Provided records
######

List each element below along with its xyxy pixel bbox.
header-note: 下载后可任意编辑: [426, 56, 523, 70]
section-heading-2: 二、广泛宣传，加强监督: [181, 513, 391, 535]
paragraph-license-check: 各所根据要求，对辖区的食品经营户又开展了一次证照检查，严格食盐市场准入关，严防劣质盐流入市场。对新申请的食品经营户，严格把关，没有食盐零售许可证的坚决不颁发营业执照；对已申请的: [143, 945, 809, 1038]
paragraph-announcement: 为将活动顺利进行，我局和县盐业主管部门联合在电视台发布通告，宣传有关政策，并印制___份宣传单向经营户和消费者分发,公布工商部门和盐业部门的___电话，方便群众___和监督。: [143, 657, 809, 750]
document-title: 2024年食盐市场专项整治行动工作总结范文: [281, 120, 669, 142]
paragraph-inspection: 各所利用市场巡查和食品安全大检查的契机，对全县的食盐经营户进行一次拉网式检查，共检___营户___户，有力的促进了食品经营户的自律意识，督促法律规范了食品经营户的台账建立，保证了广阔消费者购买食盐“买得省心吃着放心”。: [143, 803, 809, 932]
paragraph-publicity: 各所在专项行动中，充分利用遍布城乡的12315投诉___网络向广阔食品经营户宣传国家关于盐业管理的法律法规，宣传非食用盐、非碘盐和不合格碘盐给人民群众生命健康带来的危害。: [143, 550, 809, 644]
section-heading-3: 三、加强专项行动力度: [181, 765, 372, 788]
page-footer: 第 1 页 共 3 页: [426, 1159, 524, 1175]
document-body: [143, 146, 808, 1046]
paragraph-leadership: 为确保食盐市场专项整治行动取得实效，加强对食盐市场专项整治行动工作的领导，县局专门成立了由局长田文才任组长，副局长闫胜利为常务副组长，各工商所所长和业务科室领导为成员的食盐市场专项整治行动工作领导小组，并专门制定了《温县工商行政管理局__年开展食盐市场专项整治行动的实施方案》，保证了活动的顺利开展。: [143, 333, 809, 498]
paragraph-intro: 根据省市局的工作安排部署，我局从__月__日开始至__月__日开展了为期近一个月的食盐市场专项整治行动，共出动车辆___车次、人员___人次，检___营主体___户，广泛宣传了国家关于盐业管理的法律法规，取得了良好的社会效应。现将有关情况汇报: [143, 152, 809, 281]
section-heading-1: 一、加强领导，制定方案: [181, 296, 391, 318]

######

Objective
Report how many lines of the data above contain the string "heading", with case counting. Give only the number.

Written response
3